▸ **Work to be completed**: Lines containing the word "JSON" should be extracted in full.

BEGIN Provided data

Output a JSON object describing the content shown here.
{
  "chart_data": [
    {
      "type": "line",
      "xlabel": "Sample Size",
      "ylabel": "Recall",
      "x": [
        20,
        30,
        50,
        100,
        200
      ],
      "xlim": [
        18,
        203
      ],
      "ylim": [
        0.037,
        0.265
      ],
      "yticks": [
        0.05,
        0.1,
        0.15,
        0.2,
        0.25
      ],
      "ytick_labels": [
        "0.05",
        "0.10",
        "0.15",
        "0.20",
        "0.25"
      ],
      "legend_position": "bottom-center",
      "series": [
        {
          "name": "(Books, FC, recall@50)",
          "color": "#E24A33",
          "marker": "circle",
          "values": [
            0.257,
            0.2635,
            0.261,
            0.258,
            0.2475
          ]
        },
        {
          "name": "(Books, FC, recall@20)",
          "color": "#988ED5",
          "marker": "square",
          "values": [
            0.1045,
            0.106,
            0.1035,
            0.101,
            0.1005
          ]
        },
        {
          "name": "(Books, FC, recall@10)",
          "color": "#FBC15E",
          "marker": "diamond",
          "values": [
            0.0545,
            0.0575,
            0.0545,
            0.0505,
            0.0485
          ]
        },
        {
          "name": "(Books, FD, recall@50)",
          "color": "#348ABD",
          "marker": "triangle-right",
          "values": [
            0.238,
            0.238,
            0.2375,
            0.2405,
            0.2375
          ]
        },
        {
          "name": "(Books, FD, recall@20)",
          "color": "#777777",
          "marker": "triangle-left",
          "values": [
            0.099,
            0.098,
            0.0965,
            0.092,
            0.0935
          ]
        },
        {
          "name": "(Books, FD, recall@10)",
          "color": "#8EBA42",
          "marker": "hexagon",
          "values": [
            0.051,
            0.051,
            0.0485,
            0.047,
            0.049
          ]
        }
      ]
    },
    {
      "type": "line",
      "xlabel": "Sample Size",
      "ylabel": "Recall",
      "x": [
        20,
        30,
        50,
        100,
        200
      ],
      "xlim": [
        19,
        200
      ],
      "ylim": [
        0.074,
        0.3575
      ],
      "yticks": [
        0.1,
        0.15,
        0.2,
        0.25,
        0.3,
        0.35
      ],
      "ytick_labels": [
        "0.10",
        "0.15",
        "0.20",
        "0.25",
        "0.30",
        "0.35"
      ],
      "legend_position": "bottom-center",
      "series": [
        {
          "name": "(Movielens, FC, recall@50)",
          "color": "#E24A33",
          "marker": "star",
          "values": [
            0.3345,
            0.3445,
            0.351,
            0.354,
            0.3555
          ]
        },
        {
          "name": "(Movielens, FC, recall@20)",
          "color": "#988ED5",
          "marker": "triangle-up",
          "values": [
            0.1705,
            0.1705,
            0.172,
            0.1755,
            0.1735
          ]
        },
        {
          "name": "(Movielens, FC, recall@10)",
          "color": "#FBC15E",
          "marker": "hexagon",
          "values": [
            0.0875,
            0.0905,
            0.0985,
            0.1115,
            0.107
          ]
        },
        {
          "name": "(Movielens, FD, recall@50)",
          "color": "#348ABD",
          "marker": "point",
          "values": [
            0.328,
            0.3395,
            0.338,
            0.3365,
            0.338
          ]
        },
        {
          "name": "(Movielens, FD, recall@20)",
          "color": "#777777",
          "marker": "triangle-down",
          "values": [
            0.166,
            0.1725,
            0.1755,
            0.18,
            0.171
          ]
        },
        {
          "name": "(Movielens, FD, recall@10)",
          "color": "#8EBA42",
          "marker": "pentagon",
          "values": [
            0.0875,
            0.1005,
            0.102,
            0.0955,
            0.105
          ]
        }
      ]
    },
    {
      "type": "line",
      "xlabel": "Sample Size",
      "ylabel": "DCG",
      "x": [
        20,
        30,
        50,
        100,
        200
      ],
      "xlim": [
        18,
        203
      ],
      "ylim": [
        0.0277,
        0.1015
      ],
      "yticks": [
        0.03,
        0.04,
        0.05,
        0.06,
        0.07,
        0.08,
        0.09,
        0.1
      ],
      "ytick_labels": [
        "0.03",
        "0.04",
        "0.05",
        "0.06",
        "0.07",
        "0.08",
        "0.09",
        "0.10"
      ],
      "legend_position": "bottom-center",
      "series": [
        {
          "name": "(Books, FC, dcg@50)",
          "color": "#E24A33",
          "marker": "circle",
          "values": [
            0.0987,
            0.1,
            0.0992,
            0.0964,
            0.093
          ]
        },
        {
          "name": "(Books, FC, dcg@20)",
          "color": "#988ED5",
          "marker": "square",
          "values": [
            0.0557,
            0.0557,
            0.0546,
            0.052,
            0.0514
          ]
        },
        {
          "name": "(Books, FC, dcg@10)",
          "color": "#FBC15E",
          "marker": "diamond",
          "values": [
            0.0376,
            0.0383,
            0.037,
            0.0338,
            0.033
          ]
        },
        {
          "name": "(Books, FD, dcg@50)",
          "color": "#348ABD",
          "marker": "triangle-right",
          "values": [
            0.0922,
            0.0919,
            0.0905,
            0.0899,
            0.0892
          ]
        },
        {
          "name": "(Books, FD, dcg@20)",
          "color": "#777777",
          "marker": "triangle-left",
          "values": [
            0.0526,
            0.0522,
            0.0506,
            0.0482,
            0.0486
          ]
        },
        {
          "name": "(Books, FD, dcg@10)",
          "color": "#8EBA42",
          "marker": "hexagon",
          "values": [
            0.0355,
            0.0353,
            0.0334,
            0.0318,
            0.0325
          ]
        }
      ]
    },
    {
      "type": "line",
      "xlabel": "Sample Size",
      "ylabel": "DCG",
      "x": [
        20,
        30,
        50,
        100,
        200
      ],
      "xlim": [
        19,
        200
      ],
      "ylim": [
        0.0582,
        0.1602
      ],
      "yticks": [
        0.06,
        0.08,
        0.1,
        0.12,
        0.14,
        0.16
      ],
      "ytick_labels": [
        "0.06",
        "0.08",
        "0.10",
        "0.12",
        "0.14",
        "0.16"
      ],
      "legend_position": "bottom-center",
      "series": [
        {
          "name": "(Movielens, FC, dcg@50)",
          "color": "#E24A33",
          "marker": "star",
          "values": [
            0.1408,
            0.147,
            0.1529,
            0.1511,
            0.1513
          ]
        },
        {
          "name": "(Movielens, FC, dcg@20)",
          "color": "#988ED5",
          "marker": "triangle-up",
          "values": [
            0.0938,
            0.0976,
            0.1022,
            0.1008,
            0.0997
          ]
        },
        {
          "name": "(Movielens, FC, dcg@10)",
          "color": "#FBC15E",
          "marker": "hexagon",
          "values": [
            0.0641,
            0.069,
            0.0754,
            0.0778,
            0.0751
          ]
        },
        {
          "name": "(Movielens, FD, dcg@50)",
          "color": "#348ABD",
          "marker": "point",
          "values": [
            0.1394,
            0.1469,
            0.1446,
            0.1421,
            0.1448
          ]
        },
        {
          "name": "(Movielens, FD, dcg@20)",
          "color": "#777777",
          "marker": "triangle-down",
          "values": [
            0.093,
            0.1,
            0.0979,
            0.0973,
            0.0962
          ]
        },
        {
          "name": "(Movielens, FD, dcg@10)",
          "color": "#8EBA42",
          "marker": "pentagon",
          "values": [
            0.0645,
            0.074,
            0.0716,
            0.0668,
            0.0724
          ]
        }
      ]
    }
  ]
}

END Provided data
BEGIN Provided data

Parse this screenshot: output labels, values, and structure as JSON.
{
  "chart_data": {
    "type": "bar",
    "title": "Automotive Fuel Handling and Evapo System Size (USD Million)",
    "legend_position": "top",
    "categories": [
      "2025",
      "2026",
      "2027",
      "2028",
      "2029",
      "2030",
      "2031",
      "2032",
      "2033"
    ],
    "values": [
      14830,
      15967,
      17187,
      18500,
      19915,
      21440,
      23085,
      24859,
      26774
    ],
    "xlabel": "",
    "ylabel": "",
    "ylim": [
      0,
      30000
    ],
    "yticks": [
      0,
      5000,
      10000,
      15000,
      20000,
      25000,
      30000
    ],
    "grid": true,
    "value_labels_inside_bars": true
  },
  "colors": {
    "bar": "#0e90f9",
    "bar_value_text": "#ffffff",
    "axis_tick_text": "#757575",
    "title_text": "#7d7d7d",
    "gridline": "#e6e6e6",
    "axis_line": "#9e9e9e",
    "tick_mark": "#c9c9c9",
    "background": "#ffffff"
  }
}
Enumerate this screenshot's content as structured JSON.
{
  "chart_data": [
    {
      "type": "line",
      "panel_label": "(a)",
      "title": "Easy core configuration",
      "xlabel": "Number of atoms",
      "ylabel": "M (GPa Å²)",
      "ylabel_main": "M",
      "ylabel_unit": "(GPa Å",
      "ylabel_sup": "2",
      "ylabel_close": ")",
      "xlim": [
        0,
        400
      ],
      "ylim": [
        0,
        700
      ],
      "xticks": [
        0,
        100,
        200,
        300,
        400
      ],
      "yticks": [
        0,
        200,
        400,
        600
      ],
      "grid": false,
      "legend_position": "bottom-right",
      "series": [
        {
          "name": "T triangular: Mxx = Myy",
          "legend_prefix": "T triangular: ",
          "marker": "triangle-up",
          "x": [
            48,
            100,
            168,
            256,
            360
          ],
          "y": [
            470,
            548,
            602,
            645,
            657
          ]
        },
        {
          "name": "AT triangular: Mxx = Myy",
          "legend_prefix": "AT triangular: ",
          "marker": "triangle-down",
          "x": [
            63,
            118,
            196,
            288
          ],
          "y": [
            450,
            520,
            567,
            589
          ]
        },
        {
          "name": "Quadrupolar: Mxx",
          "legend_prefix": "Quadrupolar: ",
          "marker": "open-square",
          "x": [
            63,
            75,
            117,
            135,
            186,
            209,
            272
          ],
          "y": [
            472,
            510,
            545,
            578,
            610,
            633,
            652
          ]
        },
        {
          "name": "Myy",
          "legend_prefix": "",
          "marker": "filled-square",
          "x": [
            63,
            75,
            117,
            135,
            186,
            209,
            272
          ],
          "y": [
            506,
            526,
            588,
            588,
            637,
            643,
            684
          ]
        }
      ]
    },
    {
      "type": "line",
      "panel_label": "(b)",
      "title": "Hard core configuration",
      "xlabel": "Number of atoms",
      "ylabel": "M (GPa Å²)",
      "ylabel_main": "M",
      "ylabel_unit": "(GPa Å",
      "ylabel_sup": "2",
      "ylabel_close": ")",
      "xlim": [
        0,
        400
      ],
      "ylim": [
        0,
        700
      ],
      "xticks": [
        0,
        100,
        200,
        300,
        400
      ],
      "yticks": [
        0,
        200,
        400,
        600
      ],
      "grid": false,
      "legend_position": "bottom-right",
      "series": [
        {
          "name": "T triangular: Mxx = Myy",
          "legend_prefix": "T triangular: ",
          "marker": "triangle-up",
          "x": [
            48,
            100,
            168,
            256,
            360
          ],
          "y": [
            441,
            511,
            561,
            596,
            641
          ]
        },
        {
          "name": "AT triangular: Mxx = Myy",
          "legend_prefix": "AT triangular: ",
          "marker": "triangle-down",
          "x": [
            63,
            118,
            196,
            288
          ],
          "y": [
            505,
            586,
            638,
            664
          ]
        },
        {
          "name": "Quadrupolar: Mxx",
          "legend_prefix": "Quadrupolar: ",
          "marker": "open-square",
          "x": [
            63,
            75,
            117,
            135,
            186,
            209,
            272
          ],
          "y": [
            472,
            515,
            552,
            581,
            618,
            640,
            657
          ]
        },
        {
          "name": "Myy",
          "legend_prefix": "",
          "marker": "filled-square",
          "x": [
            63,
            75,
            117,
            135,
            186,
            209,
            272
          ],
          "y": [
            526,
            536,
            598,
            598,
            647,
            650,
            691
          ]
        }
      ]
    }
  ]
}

END Provided data
BEGIN Provided data

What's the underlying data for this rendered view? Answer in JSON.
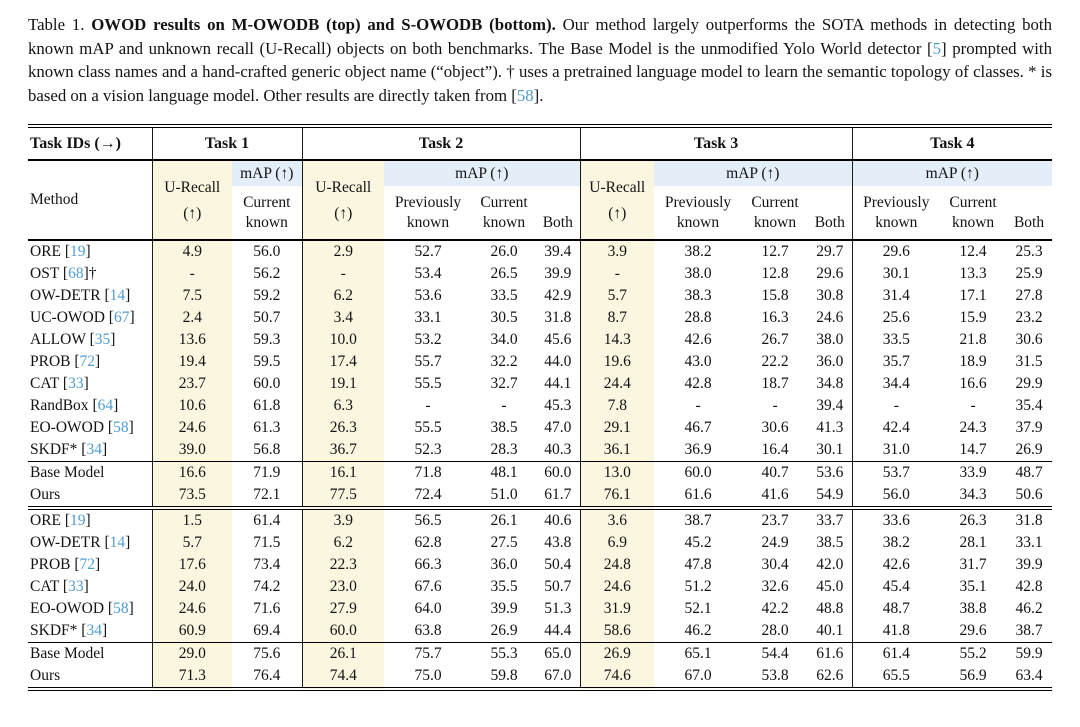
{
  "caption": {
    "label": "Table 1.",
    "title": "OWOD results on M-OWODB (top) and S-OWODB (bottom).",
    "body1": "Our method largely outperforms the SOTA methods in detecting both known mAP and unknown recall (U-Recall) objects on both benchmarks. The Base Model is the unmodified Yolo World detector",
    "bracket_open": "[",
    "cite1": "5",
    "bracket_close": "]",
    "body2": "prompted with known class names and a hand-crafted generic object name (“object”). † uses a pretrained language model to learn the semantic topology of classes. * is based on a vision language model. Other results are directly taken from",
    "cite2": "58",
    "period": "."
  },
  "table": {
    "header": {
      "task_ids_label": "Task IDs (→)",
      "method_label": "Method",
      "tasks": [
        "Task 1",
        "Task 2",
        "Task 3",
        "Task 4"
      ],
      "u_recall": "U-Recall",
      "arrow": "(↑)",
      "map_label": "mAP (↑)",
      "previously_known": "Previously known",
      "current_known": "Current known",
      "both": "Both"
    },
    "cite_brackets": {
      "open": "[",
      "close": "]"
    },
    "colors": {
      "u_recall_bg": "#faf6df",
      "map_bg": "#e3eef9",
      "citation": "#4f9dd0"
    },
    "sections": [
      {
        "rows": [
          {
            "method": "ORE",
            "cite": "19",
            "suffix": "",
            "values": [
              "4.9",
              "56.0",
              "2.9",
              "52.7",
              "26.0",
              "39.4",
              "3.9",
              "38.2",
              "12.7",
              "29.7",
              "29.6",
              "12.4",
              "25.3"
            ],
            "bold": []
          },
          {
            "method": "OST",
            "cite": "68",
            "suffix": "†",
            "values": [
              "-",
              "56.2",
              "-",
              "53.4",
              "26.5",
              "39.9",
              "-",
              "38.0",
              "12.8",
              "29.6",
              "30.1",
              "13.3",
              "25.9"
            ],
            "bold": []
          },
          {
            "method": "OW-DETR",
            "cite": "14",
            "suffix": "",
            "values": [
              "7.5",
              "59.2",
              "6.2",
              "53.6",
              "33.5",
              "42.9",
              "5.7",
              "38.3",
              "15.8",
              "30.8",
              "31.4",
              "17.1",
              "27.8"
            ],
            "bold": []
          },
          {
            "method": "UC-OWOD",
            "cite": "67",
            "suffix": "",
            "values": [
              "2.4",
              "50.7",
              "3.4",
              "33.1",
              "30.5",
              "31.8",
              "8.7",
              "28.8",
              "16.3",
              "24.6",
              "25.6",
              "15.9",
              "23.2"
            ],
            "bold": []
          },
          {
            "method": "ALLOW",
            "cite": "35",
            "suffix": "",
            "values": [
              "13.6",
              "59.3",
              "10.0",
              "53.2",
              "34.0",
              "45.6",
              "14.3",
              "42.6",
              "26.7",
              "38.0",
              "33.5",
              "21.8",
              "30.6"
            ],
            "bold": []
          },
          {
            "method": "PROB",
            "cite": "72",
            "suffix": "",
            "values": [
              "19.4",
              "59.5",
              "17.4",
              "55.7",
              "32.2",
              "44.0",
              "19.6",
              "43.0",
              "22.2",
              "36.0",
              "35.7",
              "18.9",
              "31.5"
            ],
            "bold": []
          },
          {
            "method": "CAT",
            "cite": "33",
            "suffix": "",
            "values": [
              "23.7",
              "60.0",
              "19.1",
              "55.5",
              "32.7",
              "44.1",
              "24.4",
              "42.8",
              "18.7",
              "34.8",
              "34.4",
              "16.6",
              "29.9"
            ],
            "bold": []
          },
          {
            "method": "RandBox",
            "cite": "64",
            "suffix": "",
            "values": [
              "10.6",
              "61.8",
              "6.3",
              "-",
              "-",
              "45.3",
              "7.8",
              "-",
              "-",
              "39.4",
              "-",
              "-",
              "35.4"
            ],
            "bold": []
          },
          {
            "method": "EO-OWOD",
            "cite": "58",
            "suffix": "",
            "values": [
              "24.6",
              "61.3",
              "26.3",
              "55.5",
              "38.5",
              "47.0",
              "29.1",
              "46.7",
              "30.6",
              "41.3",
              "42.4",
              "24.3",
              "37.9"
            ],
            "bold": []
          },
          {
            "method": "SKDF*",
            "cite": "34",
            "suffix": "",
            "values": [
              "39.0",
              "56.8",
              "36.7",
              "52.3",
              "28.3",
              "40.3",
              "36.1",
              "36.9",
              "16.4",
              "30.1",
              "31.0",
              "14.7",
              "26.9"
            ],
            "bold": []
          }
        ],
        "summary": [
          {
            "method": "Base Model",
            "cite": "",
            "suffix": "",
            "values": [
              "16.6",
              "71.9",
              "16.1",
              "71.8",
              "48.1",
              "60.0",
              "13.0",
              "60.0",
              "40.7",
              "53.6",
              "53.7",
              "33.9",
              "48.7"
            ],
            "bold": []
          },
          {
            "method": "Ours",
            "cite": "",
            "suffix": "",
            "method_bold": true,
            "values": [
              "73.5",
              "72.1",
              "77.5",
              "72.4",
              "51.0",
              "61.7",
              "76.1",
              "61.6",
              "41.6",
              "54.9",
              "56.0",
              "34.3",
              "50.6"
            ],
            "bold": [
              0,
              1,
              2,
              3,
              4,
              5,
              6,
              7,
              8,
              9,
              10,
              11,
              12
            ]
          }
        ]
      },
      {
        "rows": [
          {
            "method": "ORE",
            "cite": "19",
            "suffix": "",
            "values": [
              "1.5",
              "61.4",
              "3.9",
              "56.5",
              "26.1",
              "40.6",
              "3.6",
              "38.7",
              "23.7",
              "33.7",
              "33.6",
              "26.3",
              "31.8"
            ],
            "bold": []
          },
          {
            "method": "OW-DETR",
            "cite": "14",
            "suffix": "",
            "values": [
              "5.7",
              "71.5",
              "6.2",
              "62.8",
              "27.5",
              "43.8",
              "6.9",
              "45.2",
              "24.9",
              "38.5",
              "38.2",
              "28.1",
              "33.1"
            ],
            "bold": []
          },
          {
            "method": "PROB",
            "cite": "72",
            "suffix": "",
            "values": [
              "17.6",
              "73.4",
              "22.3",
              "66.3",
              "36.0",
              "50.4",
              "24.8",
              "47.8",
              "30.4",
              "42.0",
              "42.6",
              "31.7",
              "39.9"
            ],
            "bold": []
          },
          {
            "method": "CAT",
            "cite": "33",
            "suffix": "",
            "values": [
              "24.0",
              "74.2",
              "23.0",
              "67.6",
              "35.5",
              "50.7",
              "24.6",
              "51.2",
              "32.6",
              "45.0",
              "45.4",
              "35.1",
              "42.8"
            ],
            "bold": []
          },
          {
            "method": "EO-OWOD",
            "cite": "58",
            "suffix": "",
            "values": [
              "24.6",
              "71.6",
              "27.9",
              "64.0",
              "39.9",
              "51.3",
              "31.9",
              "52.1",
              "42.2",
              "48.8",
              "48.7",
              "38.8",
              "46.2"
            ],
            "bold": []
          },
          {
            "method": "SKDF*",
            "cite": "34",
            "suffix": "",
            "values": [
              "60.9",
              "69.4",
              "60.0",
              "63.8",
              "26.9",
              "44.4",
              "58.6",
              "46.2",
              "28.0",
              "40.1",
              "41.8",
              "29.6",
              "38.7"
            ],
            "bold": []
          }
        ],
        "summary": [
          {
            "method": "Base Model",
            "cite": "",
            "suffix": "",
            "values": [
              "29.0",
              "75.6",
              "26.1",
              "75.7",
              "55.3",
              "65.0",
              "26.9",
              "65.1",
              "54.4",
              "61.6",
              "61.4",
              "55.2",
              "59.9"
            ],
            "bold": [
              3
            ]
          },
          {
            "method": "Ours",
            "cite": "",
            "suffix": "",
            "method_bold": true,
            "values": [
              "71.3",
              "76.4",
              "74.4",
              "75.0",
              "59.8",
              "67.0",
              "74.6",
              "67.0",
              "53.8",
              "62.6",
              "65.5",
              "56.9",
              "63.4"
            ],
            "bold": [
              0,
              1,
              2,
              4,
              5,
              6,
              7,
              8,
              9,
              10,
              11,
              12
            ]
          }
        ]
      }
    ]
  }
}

END Provided data

▸ **Finished answer**:
Output a JSON object describing the content shown here.
Parse this screenshot: output labels, values, and structure as JSON.
Enumerate this screenshot's content as structured JSON.
What's the underlying data for this rendered view? Answer in JSON.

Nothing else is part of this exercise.